§ Materials provided
--- BEGIN ---
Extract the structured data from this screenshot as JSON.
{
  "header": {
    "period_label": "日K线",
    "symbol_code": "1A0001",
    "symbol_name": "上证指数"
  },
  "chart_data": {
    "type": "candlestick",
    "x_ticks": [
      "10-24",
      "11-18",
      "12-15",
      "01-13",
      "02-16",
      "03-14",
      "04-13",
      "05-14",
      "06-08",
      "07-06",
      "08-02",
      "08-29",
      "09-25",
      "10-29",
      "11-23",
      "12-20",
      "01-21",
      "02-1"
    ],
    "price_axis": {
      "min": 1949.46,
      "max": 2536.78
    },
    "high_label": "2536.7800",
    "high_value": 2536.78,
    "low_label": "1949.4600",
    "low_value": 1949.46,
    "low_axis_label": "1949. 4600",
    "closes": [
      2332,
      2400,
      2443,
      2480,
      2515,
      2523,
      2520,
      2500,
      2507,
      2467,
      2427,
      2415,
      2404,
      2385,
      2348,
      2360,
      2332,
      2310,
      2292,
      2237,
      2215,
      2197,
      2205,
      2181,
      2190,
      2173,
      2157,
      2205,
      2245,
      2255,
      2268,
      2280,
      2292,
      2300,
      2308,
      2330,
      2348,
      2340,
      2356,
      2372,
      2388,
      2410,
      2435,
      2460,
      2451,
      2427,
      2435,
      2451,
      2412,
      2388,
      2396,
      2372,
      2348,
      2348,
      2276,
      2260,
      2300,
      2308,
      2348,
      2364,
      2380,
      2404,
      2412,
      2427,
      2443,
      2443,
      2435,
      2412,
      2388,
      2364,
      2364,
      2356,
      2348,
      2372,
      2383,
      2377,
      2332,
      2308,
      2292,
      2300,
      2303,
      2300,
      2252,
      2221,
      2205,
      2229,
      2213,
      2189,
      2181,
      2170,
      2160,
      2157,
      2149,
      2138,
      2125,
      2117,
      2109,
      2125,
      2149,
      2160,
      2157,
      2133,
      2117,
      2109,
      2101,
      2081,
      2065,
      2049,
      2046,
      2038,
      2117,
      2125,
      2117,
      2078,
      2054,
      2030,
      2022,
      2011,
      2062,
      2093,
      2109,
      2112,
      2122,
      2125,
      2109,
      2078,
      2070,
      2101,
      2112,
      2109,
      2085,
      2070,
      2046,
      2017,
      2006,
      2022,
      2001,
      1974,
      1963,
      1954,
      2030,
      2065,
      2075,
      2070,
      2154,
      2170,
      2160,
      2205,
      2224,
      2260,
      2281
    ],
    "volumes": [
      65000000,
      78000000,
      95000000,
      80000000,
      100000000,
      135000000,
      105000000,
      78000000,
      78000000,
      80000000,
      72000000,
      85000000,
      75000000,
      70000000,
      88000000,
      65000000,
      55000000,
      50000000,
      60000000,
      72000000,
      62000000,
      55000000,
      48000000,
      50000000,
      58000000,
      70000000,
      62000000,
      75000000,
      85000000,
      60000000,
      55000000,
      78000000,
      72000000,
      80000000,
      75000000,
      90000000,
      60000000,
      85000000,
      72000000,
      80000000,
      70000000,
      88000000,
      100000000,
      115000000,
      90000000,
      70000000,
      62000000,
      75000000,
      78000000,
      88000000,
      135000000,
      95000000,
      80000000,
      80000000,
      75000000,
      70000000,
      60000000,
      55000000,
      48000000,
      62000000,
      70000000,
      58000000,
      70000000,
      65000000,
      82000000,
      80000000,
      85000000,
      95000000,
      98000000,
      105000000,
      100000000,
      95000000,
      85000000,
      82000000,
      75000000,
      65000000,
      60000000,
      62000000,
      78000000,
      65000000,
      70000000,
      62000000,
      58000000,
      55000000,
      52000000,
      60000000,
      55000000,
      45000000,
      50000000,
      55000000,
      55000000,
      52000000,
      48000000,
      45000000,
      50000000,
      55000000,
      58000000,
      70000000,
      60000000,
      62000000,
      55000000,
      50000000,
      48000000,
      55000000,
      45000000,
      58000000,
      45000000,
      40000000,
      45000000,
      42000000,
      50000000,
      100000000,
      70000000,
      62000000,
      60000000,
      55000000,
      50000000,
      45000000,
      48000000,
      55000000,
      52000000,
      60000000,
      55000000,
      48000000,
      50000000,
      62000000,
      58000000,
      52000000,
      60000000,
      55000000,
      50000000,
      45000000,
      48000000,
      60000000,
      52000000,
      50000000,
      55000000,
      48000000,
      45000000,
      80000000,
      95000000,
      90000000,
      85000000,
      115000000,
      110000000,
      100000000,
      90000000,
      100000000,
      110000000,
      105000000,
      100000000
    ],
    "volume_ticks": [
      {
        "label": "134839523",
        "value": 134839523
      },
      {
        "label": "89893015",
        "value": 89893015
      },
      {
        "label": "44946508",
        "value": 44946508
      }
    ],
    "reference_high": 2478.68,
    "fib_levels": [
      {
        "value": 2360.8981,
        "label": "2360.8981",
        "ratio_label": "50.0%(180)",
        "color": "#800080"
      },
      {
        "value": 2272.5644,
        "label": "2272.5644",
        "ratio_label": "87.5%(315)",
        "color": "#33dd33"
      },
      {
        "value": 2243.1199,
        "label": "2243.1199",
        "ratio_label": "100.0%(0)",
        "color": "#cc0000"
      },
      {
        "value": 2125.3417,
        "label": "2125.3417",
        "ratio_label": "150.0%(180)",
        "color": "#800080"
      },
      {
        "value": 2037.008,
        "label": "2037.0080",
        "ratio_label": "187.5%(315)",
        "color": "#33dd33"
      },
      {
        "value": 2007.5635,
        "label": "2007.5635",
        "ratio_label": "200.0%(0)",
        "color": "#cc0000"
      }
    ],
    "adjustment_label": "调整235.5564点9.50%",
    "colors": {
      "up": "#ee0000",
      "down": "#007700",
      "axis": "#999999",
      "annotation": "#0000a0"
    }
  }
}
--- END ---
§ What is expected
Using the data above, reproduce every line exactly.

§ Exercise solution
Extract the structured data from this screenshot as JSON.
{
  "header": {
    "period_label": "日K线",
    "symbol_code": "1A0001",
    "symbol_name": "上证指数"
  },
  "chart_data": {
    "type": "candlestick",
    "x_ticks": [
      "10-24",
      "11-18",
      "12-15",
      "01-13",
      "02-16",
      "03-14",
      "04-13",
      "05-14",
      "06-08",
      "07-06",
      "08-02",
      "08-29",
      "09-25",
      "10-29",
      "11-23",
      "12-20",
      "01-21",
      "02-1"
    ],
    "price_axis": {
      "min": 1949.46,
      "max": 2536.78
    },
    "high_label": "2536.7800",
    "high_value": 2536.78,
    "low_label": "1949.4600",
    "low_value": 1949.46,
    "low_axis_label": "1949. 4600",
    "closes": [
      2332,
      2400,
      2443,
      2480,
      2515,
      2523,
      2520,
      2500,
      2507,
      2467,
      2427,
      2415,
      2404,
      2385,
      2348,
      2360,
      2332,
      2310,
      2292,
      2237,
      2215,
      2197,
      2205,
      2181,
      2190,
      2173,
      2157,
      2205,
      2245,
      2255,
      2268,
      2280,
      2292,
      2300,
      2308,
      2330,
      2348,
      2340,
      2356,
      2372,
      2388,
      2410,
      2435,
      2460,
      2451,
      2427,
      2435,
      2451,
      2412,
      2388,
      2396,
      2372,
      2348,
      2348,
      2276,
      2260,
      2300,
      2308,
      2348,
      2364,
      2380,
      2404,
      2412,
      2427,
      2443,
      2443,
      2435,
      2412,
      2388,
      2364,
      2364,
      2356,
      2348,
      2372,
      2383,
      2377,
      2332,
      2308,
      2292,
      2300,
      2303,
      2300,
      2252,
      2221,
      2205,
      2229,
      2213,
      2189,
      2181,
      2170,
      2160,
      2157,
      2149,
      2138,
      2125,
      2117,
      2109,
      2125,
      2149,
      2160,
      2157,
      2133,
      2117,
      2109,
      2101,
      2081,
      2065,
      2049,
      2046,
      2038,
      2117,
      2125,
      2117,
      2078,
      2054,
      2030,
      2022,
      2011,
      2062,
      2093,
      2109,
      2112,
      2122,
      2125,
      2109,
      2078,
      2070,
      2101,
      2112,
      2109,
      2085,
      2070,
      2046,
      2017,
      2006,
      2022,
      2001,
      1974,
      1963,
      1954,
      2030,
      2065,
      2075,
      2070,
      2154,
      2170,
      2160,
      2205,
      2224,
      2260,
      2281
    ],
    "volumes": [
      65000000,
      78000000,
      95000000,
      80000000,
      100000000,
      135000000,
      105000000,
      78000000,
      78000000,
      80000000,
      72000000,
      85000000,
      75000000,
      70000000,
      88000000,
      65000000,
      55000000,
      50000000,
      60000000,
      72000000,
      62000000,
      55000000,
      48000000,
      50000000,
      58000000,
      70000000,
      62000000,
      75000000,
      85000000,
      60000000,
      55000000,
      78000000,
      72000000,
      80000000,
      75000000,
      90000000,
      60000000,
      85000000,
      72000000,
      80000000,
      70000000,
      88000000,
      100000000,
      115000000,
      90000000,
      70000000,
      62000000,
      75000000,
      78000000,
      88000000,
      135000000,
      95000000,
      80000000,
      80000000,
      75000000,
      70000000,
      60000000,
      55000000,
      48000000,
      62000000,
      70000000,
      58000000,
      70000000,
      65000000,
      82000000,
      80000000,
      85000000,
      95000000,
      98000000,
      105000000,
      100000000,
      95000000,
      85000000,
      82000000,
      75000000,
      65000000,
      60000000,
      62000000,
      78000000,
      65000000,
      70000000,
      62000000,
      58000000,
      55000000,
      52000000,
      60000000,
      55000000,
      45000000,
      50000000,
      55000000,
      55000000,
      52000000,
      48000000,
      45000000,
      50000000,
      55000000,
      58000000,
      70000000,
      60000000,
      62000000,
      55000000,
      50000000,
      48000000,
      55000000,
      45000000,
      58000000,
      45000000,
      40000000,
      45000000,
      42000000,
      50000000,
      100000000,
      70000000,
      62000000,
      60000000,
      55000000,
      50000000,
      45000000,
      48000000,
      55000000,
      52000000,
      60000000,
      55000000,
      48000000,
      50000000,
      62000000,
      58000000,
      52000000,
      60000000,
      55000000,
      50000000,
      45000000,
      48000000,
      60000000,
      52000000,
      50000000,
      55000000,
      48000000,
      45000000,
      80000000,
      95000000,
      90000000,
      85000000,
      115000000,
      110000000,
      100000000,
      90000000,
      100000000,
      110000000,
      105000000,
      100000000
    ],
    "volume_ticks": [
      {
        "label": "134839523",
        "value": 134839523
      },
      {
        "label": "89893015",
        "value": 89893015
      },
      {
        "label": "44946508",
        "value": 44946508
      }
    ],
    "reference_high": 2478.68,
    "fib_levels": [
      {
        "value": 2360.8981,
        "label": "2360.8981",
        "ratio_label": "50.0%(180)",
        "color": "#800080"
      },
      {
        "value": 2272.5644,
        "label": "2272.5644",
        "ratio_label": "87.5%(315)",
        "color": "#33dd33"
      },
      {
        "value": 2243.1199,
        "label": "2243.1199",
        "ratio_label": "100.0%(0)",
        "color": "#cc0000"
      },
      {
        "value": 2125.3417,
        "label": "2125.3417",
        "ratio_label": "150.0%(180)",
        "color": "#800080"
      },
      {
        "value": 2037.008,
        "label": "2037.0080",
        "ratio_label": "187.5%(315)",
        "color": "#33dd33"
      },
      {
        "value": 2007.5635,
        "label": "2007.5635",
        "ratio_label": "200.0%(0)",
        "color": "#cc0000"
      }
    ],
    "adjustment_label": "调整235.5564点9.50%",
    "colors": {
      "up": "#ee0000",
      "down": "#007700",
      "axis": "#999999",
      "annotation": "#0000a0"
    }
  }
}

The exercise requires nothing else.